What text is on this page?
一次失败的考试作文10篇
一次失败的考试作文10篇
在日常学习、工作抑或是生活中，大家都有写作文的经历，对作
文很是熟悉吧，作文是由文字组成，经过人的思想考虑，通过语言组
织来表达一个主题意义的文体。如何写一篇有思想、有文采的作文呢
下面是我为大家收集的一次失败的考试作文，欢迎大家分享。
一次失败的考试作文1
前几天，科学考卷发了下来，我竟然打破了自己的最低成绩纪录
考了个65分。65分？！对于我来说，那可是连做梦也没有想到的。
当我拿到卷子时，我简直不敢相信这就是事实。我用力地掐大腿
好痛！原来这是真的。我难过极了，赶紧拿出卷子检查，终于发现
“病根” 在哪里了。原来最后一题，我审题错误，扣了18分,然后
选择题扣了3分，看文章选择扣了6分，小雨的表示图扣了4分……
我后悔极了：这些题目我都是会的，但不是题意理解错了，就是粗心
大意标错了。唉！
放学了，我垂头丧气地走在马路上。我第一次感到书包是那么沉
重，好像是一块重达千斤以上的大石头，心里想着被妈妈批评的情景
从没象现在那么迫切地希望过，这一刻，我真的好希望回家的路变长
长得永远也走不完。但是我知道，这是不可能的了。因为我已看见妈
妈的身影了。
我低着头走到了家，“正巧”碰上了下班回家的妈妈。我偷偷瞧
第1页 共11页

TASK DESCRIPTION →
Extract every entry in the listing word for word.

TASK RESPONSE →
What text is on this page?
一次失败的考试作文10篇
一次失败的考试作文10篇
在日常学习、工作抑或是生活中，大家都有写作文的经历，对作
文很是熟悉吧，作文是由文字组成，经过人的思想考虑，通过语言组
织来表达一个主题意义的文体。如何写一篇有思想、有文采的作文呢
下面是我为大家收集的一次失败的考试作文，欢迎大家分享。
一次失败的考试作文1
前几天，科学考卷发了下来，我竟然打破了自己的最低成绩纪录
考了个65分。65分？！对于我来说，那可是连做梦也没有想到的。
当我拿到卷子时，我简直不敢相信这就是事实。我用力地掐大腿
好痛！原来这是真的。我难过极了，赶紧拿出卷子检查，终于发现
“病根” 在哪里了。原来最后一题，我审题错误，扣了18分,然后
选择题扣了3分，看文章选择扣了6分，小雨的表示图扣了4分……
我后悔极了：这些题目我都是会的，但不是题意理解错了，就是粗心
大意标错了。唉！
放学了，我垂头丧气地走在马路上。我第一次感到书包是那么沉
重，好像是一块重达千斤以上的大石头，心里想着被妈妈批评的情景
从没象现在那么迫切地希望过，这一刻，我真的好希望回家的路变长
长得永远也走不完。但是我知道，这是不可能的了。因为我已看见妈
妈的身影了。
我低着头走到了家，“正巧”碰上了下班回家的妈妈。我偷偷瞧
第1页 共11页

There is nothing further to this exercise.